[Stored data]
┌──

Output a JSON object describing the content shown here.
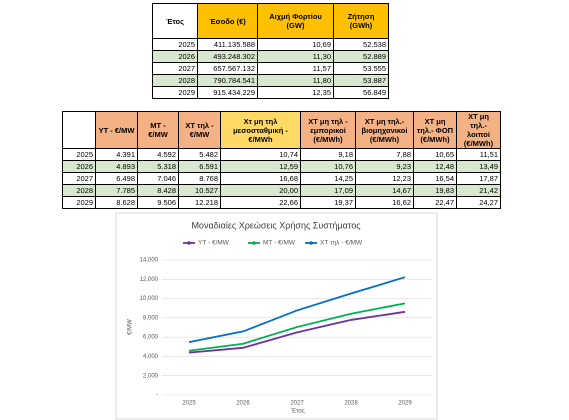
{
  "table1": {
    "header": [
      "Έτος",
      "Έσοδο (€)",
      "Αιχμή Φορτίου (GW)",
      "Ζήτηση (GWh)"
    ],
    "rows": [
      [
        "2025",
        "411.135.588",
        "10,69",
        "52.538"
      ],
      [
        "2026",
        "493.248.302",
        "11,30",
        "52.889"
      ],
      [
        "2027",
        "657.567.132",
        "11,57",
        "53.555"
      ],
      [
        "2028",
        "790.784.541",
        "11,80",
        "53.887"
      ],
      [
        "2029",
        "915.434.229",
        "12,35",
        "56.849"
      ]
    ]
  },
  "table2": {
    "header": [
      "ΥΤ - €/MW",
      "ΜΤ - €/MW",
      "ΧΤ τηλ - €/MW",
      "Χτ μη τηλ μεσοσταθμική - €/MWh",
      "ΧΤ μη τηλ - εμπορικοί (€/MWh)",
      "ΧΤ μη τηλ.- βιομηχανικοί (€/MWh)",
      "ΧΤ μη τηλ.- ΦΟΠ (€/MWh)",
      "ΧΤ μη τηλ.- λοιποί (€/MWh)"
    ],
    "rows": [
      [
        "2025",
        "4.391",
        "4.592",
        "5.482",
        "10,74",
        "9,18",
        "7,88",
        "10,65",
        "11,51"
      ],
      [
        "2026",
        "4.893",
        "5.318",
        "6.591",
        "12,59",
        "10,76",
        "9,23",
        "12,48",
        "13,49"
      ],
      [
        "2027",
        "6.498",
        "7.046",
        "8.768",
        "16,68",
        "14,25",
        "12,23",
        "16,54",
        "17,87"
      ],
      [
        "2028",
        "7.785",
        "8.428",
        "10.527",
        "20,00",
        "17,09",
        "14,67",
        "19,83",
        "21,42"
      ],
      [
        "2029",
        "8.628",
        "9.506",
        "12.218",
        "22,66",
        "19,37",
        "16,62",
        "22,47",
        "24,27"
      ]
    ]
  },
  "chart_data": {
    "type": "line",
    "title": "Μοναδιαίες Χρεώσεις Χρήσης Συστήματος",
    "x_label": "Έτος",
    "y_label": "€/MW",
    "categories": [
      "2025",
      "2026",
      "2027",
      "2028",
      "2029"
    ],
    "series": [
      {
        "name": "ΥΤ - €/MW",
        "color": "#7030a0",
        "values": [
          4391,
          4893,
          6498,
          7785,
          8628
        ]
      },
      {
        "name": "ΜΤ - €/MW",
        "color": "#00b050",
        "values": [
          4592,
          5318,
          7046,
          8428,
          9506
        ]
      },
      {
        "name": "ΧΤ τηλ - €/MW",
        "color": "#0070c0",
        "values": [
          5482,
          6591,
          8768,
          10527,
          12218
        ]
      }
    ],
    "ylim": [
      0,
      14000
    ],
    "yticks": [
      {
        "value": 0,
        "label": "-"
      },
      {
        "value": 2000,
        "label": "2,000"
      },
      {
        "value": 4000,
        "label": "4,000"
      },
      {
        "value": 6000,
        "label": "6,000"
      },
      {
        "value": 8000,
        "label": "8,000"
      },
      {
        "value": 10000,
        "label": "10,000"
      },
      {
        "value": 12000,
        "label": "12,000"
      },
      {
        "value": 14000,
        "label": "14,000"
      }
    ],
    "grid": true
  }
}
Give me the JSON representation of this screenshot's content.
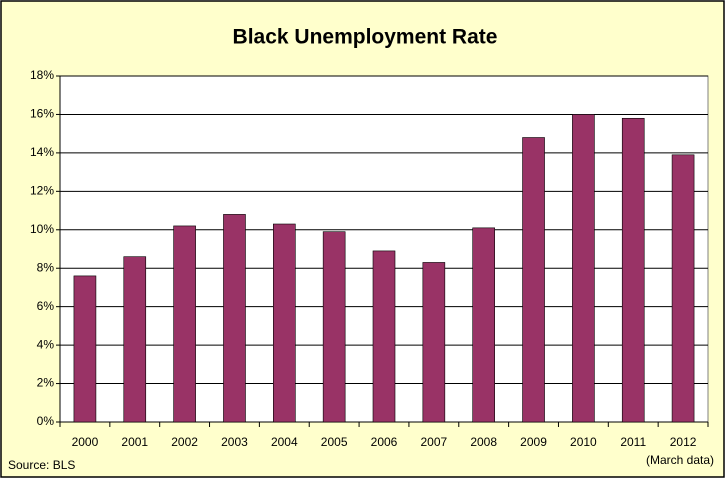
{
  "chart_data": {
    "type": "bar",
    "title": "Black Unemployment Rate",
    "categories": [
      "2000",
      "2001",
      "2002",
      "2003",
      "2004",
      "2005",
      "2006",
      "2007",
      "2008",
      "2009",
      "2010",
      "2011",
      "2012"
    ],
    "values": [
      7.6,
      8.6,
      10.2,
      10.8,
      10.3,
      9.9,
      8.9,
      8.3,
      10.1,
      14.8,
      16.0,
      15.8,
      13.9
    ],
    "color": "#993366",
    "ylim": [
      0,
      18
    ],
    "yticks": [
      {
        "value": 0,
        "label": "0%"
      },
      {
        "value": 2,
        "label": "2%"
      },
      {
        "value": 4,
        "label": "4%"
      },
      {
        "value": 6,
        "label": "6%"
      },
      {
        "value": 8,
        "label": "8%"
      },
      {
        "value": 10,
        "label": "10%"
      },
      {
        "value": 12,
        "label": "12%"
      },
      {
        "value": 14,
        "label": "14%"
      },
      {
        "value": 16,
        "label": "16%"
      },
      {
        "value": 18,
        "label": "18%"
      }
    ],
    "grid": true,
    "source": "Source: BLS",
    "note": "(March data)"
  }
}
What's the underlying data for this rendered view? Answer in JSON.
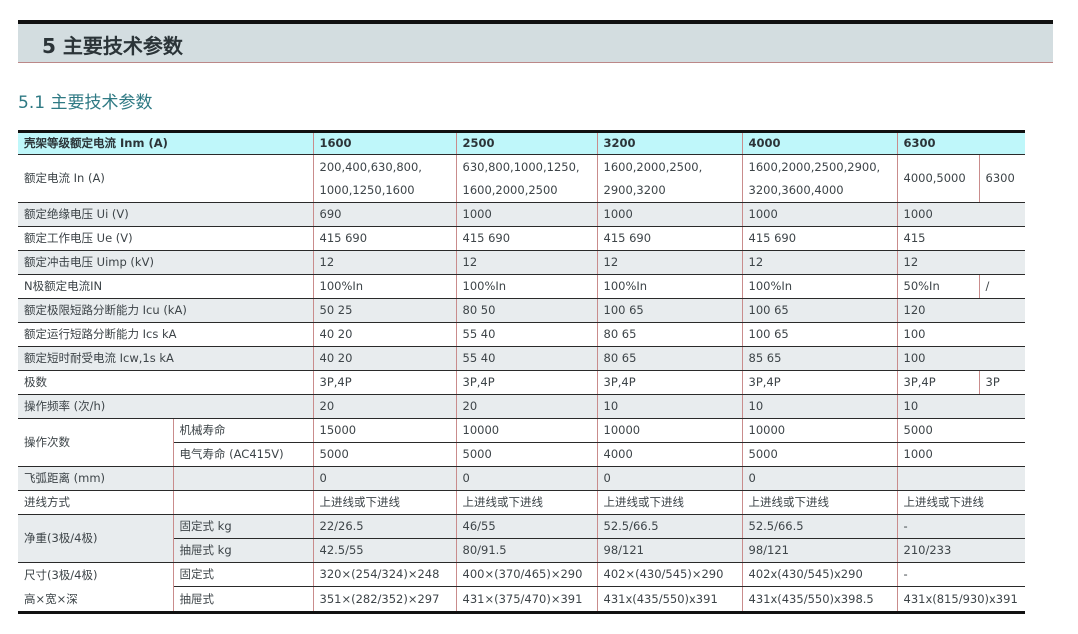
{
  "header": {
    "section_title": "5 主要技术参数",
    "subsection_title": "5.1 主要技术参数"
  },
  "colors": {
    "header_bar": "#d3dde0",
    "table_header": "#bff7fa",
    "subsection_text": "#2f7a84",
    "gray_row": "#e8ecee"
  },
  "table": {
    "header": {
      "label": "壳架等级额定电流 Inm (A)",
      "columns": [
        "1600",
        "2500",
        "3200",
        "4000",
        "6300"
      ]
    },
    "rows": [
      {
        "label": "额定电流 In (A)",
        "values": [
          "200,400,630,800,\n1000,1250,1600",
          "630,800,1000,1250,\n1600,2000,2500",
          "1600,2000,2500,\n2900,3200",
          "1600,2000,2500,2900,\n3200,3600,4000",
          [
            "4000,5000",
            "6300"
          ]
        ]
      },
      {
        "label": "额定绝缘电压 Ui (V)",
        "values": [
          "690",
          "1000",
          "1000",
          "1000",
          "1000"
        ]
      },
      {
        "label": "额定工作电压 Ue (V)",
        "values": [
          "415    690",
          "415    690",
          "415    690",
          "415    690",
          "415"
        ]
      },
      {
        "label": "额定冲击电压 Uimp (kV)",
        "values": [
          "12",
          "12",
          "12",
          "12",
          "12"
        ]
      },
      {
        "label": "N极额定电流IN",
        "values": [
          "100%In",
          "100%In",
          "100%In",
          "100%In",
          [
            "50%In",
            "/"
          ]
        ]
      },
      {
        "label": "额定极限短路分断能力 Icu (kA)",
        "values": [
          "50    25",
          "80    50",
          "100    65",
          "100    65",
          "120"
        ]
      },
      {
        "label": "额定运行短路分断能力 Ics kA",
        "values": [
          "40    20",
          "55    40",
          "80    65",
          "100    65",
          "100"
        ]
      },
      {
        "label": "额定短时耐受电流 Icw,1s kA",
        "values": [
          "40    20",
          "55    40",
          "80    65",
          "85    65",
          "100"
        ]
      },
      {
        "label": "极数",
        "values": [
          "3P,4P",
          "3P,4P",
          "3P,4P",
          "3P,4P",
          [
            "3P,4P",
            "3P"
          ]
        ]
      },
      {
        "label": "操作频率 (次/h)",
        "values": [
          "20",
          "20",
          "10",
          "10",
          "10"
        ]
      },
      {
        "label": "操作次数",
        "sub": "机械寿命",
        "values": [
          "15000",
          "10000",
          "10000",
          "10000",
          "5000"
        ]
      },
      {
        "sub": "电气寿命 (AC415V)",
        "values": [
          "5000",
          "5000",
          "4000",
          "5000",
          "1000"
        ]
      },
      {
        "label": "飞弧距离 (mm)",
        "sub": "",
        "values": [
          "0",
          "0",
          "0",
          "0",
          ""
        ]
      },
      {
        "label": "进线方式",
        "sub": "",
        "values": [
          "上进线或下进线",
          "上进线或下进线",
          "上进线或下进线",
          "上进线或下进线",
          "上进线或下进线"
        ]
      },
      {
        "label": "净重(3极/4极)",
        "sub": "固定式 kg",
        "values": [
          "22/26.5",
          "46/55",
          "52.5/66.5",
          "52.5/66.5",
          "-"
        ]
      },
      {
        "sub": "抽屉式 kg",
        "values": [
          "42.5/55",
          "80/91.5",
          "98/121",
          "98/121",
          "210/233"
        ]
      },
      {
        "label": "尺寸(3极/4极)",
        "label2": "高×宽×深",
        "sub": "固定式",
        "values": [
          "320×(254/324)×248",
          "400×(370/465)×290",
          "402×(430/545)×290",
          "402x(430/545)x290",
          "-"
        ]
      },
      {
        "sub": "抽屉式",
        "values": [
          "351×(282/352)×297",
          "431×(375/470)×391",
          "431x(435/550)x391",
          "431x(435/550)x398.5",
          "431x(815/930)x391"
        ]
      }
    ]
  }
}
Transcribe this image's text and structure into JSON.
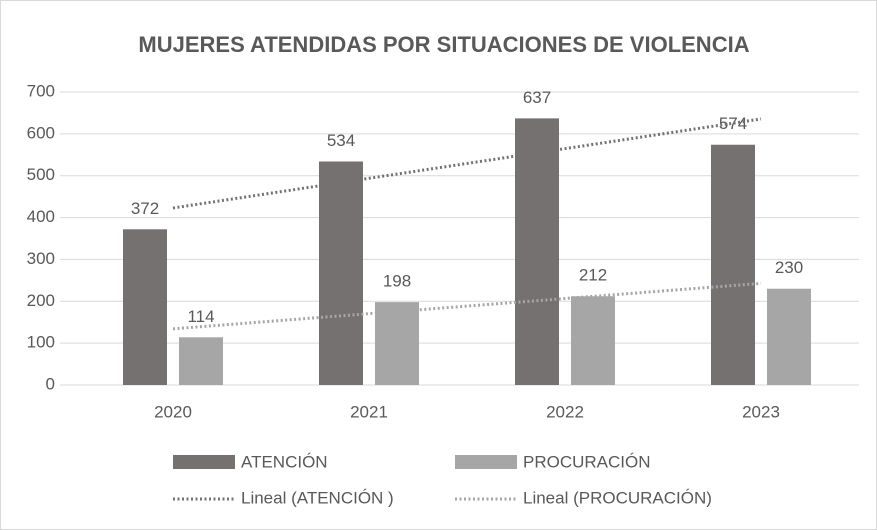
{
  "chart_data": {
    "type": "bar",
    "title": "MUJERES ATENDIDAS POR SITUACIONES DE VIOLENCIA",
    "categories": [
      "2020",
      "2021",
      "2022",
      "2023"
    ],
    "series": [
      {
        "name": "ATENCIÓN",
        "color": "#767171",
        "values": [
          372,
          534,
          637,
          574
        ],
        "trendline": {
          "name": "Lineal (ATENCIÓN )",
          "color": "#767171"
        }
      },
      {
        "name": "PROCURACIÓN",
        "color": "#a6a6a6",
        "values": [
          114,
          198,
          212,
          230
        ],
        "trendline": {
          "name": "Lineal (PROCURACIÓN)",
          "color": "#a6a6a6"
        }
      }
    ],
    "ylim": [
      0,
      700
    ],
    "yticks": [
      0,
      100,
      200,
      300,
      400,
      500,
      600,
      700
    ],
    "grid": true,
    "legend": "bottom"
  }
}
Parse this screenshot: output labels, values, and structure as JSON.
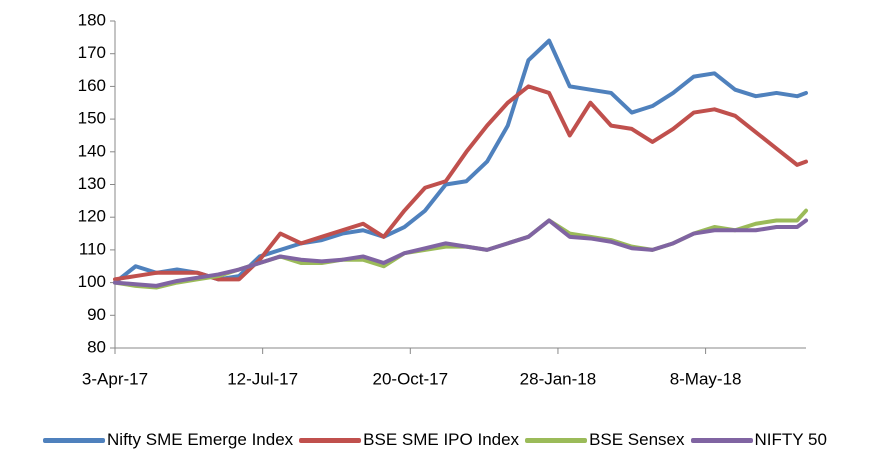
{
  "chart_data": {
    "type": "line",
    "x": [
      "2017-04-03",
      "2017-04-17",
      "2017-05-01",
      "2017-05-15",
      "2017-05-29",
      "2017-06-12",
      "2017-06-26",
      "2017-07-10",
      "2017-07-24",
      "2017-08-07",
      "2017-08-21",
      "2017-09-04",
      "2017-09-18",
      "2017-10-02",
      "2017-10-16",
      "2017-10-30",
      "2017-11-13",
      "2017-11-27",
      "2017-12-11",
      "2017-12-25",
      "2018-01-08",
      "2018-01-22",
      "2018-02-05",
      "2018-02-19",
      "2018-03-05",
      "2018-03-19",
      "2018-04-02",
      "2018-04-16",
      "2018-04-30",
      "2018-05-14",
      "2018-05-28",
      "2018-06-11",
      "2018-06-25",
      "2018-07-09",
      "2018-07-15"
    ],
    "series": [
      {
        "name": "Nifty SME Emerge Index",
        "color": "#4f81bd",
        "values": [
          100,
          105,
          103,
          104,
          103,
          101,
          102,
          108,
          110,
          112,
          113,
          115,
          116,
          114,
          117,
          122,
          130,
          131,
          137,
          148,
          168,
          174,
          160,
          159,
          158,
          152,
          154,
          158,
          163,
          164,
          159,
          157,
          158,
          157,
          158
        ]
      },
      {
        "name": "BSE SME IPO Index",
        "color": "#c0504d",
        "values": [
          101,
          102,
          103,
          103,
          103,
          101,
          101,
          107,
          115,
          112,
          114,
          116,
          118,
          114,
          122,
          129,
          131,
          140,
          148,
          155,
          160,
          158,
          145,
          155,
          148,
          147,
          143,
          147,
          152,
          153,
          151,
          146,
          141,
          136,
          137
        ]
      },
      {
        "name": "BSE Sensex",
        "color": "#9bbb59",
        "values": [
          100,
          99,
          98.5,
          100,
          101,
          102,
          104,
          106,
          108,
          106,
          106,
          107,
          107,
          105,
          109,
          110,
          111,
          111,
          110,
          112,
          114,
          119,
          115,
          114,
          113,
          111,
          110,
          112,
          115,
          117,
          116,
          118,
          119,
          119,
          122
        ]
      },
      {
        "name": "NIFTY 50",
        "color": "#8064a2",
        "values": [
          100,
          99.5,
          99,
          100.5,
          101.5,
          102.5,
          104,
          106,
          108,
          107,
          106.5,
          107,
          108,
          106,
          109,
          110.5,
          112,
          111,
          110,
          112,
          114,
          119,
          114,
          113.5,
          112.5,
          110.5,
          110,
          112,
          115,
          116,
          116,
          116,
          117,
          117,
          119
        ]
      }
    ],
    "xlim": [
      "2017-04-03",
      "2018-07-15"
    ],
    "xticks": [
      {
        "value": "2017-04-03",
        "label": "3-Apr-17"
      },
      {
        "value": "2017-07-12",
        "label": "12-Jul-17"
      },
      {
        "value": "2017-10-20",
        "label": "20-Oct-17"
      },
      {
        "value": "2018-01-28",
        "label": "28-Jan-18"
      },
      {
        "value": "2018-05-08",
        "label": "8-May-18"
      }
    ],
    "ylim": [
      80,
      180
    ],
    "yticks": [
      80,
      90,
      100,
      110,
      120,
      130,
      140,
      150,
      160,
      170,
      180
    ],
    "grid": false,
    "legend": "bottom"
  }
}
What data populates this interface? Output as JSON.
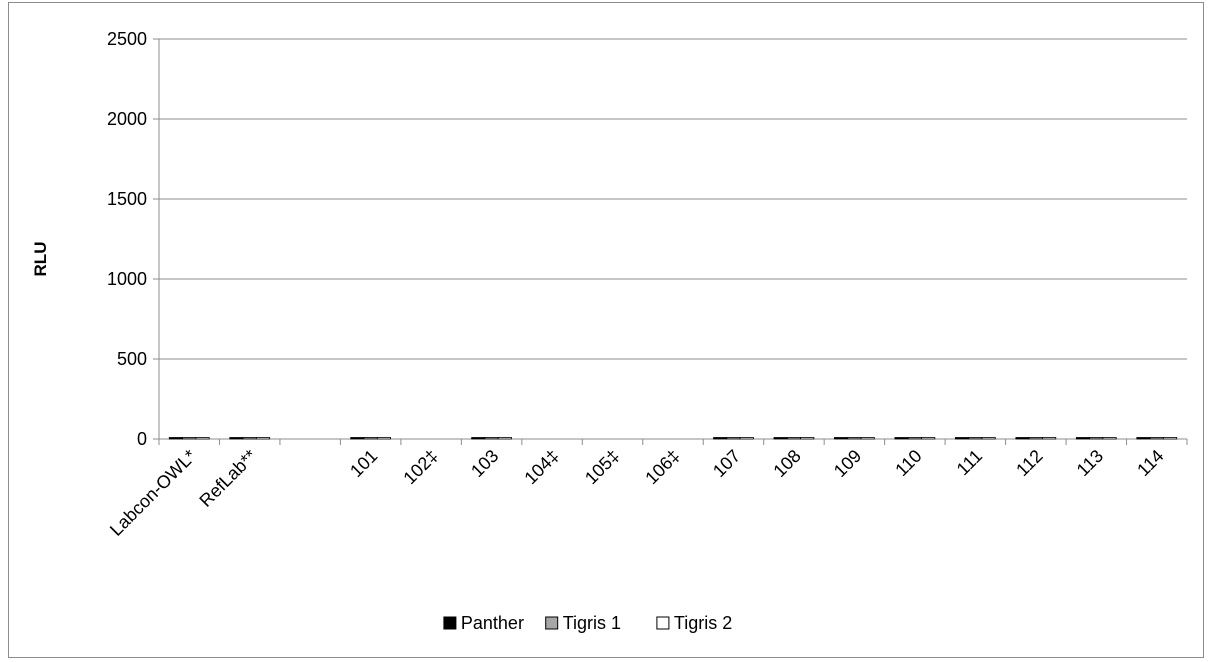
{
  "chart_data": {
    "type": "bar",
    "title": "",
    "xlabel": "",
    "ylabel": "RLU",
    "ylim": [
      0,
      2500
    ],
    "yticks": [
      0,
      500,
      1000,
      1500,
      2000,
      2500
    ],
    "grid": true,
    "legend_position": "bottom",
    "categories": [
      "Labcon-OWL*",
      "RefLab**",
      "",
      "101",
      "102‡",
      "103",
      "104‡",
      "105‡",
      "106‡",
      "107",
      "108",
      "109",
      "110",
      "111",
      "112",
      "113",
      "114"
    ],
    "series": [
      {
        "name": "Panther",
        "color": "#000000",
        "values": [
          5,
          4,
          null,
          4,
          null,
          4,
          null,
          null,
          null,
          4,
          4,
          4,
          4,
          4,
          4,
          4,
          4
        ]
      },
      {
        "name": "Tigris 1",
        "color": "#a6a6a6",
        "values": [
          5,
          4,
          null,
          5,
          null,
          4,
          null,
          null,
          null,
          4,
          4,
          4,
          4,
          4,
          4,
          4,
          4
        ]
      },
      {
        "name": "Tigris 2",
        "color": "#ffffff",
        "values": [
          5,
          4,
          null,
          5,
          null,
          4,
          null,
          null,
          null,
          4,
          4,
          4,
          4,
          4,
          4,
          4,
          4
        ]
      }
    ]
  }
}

└──

Search the entries for "主要技术参数" and copy out each line that has it.

SOLUTION TO THIS PROBLEM:
    "section_title": "5 主要技术参数",
    "subsection_title": "5.1 主要技术参数"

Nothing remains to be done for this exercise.